* start Quoted text *
I would bet the bevahior isn't undefined because you technically construct an object in already allocated block of memory. Imagine the CGod pointer as void*, you are free to cast it to CGod, CBrahma or whatever and this is what you do here. You tell the compiler that you know at this time, that the pointer is of kind CGod, so the behavior here is well defined.

1 hour ago, Gnollrunner said:

we are changing the v-table

you are not changing the vtable but the pointer that is placed in your object's memory. If you force cast the object to something else then the vtable will have wrong jump offsets anyways.

On the other hand you tell placement new that you have a pointer to memory and that you know at this time that the chunk will match the object you want to construct. This is well defined behavior too.

So the gap between those two processes is what may be undefined but it is as well undefined as if someone would cast CGod to anything it can't be cast to and end up with a mangled vtable

23 minutes ago, Shaarigan said:

 

you are not changing the vtable but the pointer that is placed in your object's memory.
* end Quoted text *
* start Source material *
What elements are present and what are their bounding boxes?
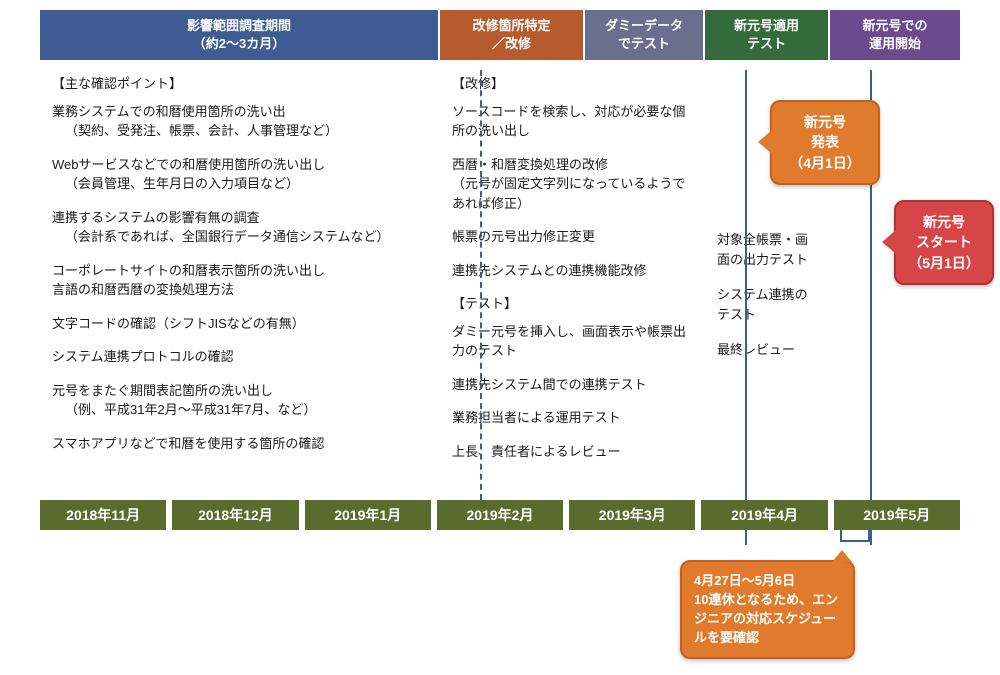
* end Source material *
Output everything in the forum thread about placement new and vtables from "I would bet" down to "defined behavior too.", unchanged.

I would bet the bevahior isn't undefined because you technically construct an object in already allocated block of memory. Imagine the CGod pointer as void*, you are free to cast it to CGod, CBrahma or whatever and this is what you do here. You tell the compiler that you know at this time, that the pointer is of kind CGod, so the behavior here is well defined.

1 hour ago, Gnollrunner said:

we are changing the v-table

you are not changing the vtable but the pointer that is placed in your object's memory. If you force cast the object to something else then the vtable will have wrong jump offsets anyways.

On the other hand you tell placement new that you have a pointer to memory and that you know at this time that the chunk will match the object you want to construct. This is well defined behavior too.